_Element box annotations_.
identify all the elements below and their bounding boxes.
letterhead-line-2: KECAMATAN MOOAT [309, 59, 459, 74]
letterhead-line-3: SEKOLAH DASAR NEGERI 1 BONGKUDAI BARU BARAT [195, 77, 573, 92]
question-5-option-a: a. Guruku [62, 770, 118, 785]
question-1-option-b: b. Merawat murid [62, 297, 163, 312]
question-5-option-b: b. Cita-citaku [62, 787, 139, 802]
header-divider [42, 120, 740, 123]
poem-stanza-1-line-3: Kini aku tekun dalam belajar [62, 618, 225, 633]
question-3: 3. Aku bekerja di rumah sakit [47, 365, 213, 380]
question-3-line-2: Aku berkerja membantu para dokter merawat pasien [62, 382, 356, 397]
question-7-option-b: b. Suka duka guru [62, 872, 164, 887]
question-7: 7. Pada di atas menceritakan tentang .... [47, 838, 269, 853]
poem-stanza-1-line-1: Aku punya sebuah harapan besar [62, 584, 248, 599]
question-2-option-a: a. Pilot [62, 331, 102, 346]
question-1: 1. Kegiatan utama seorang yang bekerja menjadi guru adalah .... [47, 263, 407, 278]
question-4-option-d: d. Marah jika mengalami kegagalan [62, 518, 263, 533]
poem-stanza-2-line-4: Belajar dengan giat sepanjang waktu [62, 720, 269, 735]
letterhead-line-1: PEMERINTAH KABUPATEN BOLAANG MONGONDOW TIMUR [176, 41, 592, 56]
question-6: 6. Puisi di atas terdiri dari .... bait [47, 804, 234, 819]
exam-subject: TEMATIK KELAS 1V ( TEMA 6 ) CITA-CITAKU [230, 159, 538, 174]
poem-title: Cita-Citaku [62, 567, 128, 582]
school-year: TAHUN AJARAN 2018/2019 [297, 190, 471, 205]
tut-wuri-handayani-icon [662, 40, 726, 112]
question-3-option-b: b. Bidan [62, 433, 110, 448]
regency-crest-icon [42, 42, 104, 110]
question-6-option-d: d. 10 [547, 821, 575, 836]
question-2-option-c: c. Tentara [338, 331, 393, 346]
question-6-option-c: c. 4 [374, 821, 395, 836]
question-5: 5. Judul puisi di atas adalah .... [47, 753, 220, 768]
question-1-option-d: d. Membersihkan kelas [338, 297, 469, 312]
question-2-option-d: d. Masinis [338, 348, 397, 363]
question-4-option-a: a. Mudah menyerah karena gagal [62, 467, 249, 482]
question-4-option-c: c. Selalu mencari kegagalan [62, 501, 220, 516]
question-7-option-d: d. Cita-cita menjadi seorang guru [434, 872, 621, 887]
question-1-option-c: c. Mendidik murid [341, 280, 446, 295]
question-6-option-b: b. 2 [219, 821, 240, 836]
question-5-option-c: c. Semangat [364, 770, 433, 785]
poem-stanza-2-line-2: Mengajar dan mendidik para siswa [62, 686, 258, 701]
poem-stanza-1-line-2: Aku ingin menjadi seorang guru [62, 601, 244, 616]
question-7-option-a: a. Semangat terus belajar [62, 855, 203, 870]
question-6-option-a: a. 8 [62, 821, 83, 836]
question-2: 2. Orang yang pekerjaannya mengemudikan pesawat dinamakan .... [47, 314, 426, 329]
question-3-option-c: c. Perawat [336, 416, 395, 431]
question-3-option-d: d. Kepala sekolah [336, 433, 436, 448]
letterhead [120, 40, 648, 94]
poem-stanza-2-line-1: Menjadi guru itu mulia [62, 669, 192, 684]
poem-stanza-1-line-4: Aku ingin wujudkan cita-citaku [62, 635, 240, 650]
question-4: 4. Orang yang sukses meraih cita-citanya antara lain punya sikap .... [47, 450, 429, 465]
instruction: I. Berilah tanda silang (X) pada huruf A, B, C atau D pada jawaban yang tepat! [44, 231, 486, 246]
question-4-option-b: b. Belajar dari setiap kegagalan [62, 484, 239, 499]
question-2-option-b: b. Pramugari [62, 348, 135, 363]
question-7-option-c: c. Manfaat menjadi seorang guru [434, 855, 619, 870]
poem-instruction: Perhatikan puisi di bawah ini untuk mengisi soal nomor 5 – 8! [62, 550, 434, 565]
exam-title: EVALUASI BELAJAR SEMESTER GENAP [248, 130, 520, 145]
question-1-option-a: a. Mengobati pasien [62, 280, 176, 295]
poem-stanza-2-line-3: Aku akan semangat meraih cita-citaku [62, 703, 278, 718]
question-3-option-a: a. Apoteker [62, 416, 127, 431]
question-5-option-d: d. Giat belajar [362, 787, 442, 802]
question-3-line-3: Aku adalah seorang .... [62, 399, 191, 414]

_Stated task_. Return every line of the item above unchanged, character for character.

_Problem solution_.
identify all the elements below and their bounding boxes.
letterhead-line-2: KECAMATAN MOOAT [309, 59, 459, 74]
letterhead-line-3: SEKOLAH DASAR NEGERI 1 BONGKUDAI BARU BARAT [195, 77, 573, 92]
question-5-option-a: a. Guruku [62, 770, 118, 785]
question-1-option-b: b. Merawat murid [62, 297, 163, 312]
question-5-option-b: b. Cita-citaku [62, 787, 139, 802]
header-divider [42, 120, 740, 123]
poem-stanza-1-line-3: Kini aku tekun dalam belajar [62, 618, 225, 633]
question-3: 3. Aku bekerja di rumah sakit [47, 365, 213, 380]
question-3-line-2: Aku berkerja membantu para dokter merawat pasien [62, 382, 356, 397]
question-7-option-b: b. Suka duka guru [62, 872, 164, 887]
question-7: 7. Pada di atas menceritakan tentang .... [47, 838, 269, 853]
poem-stanza-1-line-1: Aku punya sebuah harapan besar [62, 584, 248, 599]
question-2-option-a: a. Pilot [62, 331, 102, 346]
question-1: 1. Kegiatan utama seorang yang bekerja menjadi guru adalah .... [47, 263, 407, 278]
question-4-option-d: d. Marah jika mengalami kegagalan [62, 518, 263, 533]
poem-stanza-2-line-4: Belajar dengan giat sepanjang waktu [62, 720, 269, 735]
letterhead-line-1: PEMERINTAH KABUPATEN BOLAANG MONGONDOW TIMUR [176, 41, 592, 56]
question-6: 6. Puisi di atas terdiri dari .... bait [47, 804, 234, 819]
exam-subject: TEMATIK KELAS 1V ( TEMA 6 ) CITA-CITAKU [230, 159, 538, 174]
poem-title: Cita-Citaku [62, 567, 128, 582]
school-year: TAHUN AJARAN 2018/2019 [297, 190, 471, 205]
tut-wuri-handayani-icon [662, 40, 726, 112]
question-3-option-b: b. Bidan [62, 433, 110, 448]
regency-crest-icon [42, 42, 104, 110]
question-6-option-d: d. 10 [547, 821, 575, 836]
question-2-option-c: c. Tentara [338, 331, 393, 346]
question-6-option-c: c. 4 [374, 821, 395, 836]
question-5: 5. Judul puisi di atas adalah .... [47, 753, 220, 768]
question-1-option-d: d. Membersihkan kelas [338, 297, 469, 312]
question-2-option-d: d. Masinis [338, 348, 397, 363]
question-4-option-a: a. Mudah menyerah karena gagal [62, 467, 249, 482]
question-4-option-c: c. Selalu mencari kegagalan [62, 501, 220, 516]
question-7-option-d: d. Cita-cita menjadi seorang guru [434, 872, 621, 887]
question-1-option-c: c. Mendidik murid [341, 280, 446, 295]
question-6-option-b: b. 2 [219, 821, 240, 836]
question-5-option-c: c. Semangat [364, 770, 433, 785]
poem-stanza-2-line-2: Mengajar dan mendidik para siswa [62, 686, 258, 701]
poem-stanza-1-line-2: Aku ingin menjadi seorang guru [62, 601, 244, 616]
question-7-option-a: a. Semangat terus belajar [62, 855, 203, 870]
question-6-option-a: a. 8 [62, 821, 83, 836]
question-2: 2. Orang yang pekerjaannya mengemudikan pesawat dinamakan .... [47, 314, 426, 329]
question-3-option-c: c. Perawat [336, 416, 395, 431]
question-3-option-d: d. Kepala sekolah [336, 433, 436, 448]
letterhead [120, 40, 648, 94]
poem-stanza-2-line-1: Menjadi guru itu mulia [62, 669, 192, 684]
poem-stanza-1-line-4: Aku ingin wujudkan cita-citaku [62, 635, 240, 650]
question-4: 4. Orang yang sukses meraih cita-citanya antara lain punya sikap .... [47, 450, 429, 465]
instruction: I. Berilah tanda silang (X) pada huruf A, B, C atau D pada jawaban yang tepat! [44, 231, 486, 246]
question-4-option-b: b. Belajar dari setiap kegagalan [62, 484, 239, 499]
question-2-option-b: b. Pramugari [62, 348, 135, 363]
question-7-option-c: c. Manfaat menjadi seorang guru [434, 855, 619, 870]
poem-instruction: Perhatikan puisi di bawah ini untuk mengisi soal nomor 5 – 8! [62, 550, 434, 565]
exam-title: EVALUASI BELAJAR SEMESTER GENAP [248, 130, 520, 145]
question-1-option-a: a. Mengobati pasien [62, 280, 176, 295]
poem-stanza-2-line-3: Aku akan semangat meraih cita-citaku [62, 703, 278, 718]
question-3-option-a: a. Apoteker [62, 416, 127, 431]
question-5-option-d: d. Giat belajar [362, 787, 442, 802]
question-3-line-3: Aku adalah seorang .... [62, 399, 191, 414]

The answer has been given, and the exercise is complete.